_EXERCISE_
Scan the entries below for the word "this". Copy each line that has it.

_MATERIAL SHOWN_

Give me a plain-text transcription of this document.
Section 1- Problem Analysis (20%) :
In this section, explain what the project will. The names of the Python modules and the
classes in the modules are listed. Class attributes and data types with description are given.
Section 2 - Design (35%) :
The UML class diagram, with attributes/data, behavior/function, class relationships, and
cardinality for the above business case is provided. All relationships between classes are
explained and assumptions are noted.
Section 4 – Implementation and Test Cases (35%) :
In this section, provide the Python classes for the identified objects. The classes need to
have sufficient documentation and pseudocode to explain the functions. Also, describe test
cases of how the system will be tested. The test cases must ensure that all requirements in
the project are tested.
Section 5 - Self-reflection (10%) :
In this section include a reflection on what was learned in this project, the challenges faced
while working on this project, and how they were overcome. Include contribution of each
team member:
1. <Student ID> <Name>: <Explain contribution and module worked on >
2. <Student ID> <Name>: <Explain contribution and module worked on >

_CORRECT RESPONSE_
Give me a plain-text transcription of this document.
In this section, explain what the project will. The names of the Python modules and the
In this section, provide the Python classes for the identified objects. The classes need to
In this section include a reflection on what was learned in this project, the challenges faced
while working on this project, and how they were overcome. Include contribution of each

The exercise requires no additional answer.